PROBLEM TO SOLVE —
Extract each line containing the string "infractions".

★ ★ ★ ★ ★ ★ ★

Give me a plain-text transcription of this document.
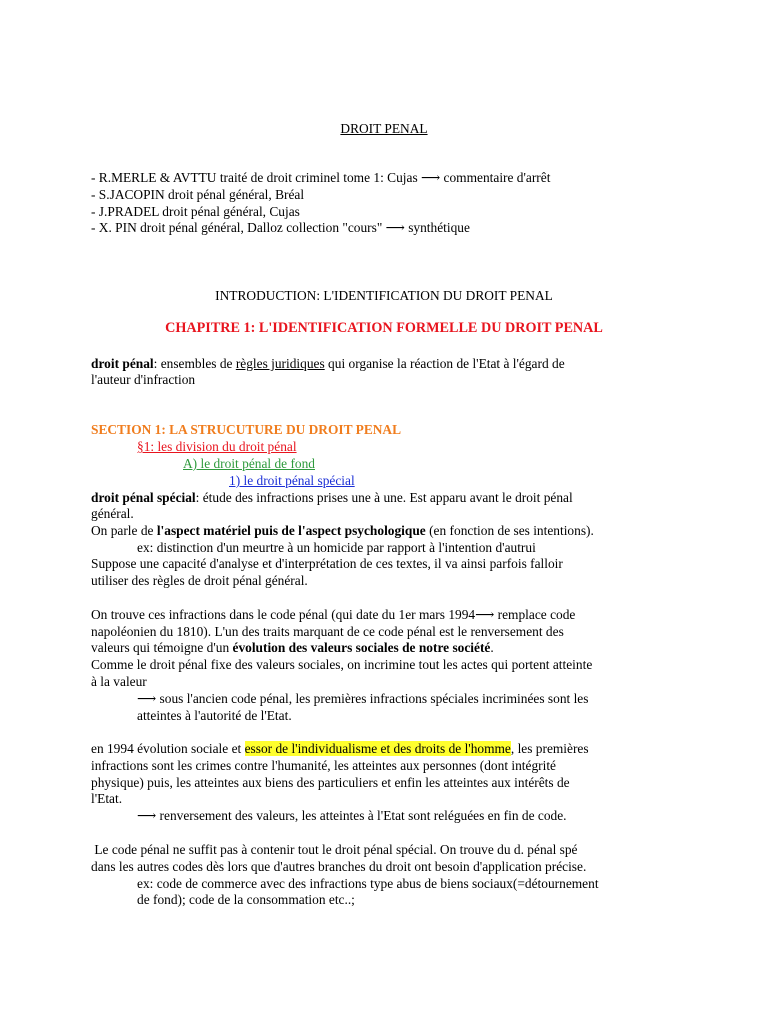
DROIT PENAL
- R.MERLE & AVTTU traité de droit criminel tome 1: Cujas ⟶ commentaire d'arrêt
- S.JACOPIN droit pénal général, Bréal
- J.PRADEL droit pénal général, Cujas
- X. PIN droit pénal général, Dalloz collection "cours" ⟶ synthétique
INTRODUCTION: L'IDENTIFICATION DU DROIT PENAL
CHAPITRE 1: L'IDENTIFICATION FORMELLE DU DROIT PENAL
droit pénal: ensembles de règles juridiques qui organise la réaction de l'Etat à l'égard de
l'auteur d'infraction
SECTION 1: LA STRUCUTURE DU DROIT PENAL
§1: les division du droit pénal
A) le droit pénal de fond
1) le droit pénal spécial
droit pénal spécial: étude des infractions prises une à une. Est apparu avant le droit pénal
général.
On parle de l'aspect matériel puis de l'aspect psychologique (en fonction de ses intentions).
ex: distinction d'un meurtre à un homicide par rapport à l'intention d'autrui
Suppose une capacité d'analyse et d'interprétation de ces textes, il va ainsi parfois falloir
utiliser des règles de droit pénal général.
On trouve ces infractions dans le code pénal (qui date du 1er mars 1994⟶ remplace code
napoléonien du 1810). L'un des traits marquant de ce code pénal est le renversement des
valeurs qui témoigne d'un évolution des valeurs sociales de notre société.
Comme le droit pénal fixe des valeurs sociales, on incrimine tout les actes qui portent atteinte
à la valeur
⟶ sous l'ancien code pénal, les premières infractions spéciales incriminées sont les
atteintes à l'autorité de l'Etat.
en 1994 évolution sociale et essor de l'individualisme et des droits de l'homme, les premières
infractions sont les crimes contre l'humanité, les atteintes aux personnes (dont intégrité
physique) puis, les atteintes aux biens des particuliers et enfin les atteintes aux intérêts de
l'Etat.
⟶ renversement des valeurs, les atteintes à l'Etat sont reléguées en fin de code.
Le code pénal ne suffit pas à contenir tout le droit pénal spécial. On trouve du d. pénal spé
dans les autres codes dès lors que d'autres branches du droit ont besoin d'application précise.
ex: code de commerce avec des infractions type abus de biens sociaux(=détournement
de fond); code de la consommation etc..;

★ ★ ★ ★ ★ ★ ★

RESULT BELOW —
droit pénal spécial: étude des infractions prises une à une. Est apparu avant le droit pénal
On trouve ces infractions dans le code pénal (qui date du 1er mars 1994⟶ remplace code
⟶ sous l'ancien code pénal, les premières infractions spéciales incriminées sont les
infractions sont les crimes contre l'humanité, les atteintes aux personnes (dont intégrité
ex: code de commerce avec des infractions type abus de biens sociaux(=détournement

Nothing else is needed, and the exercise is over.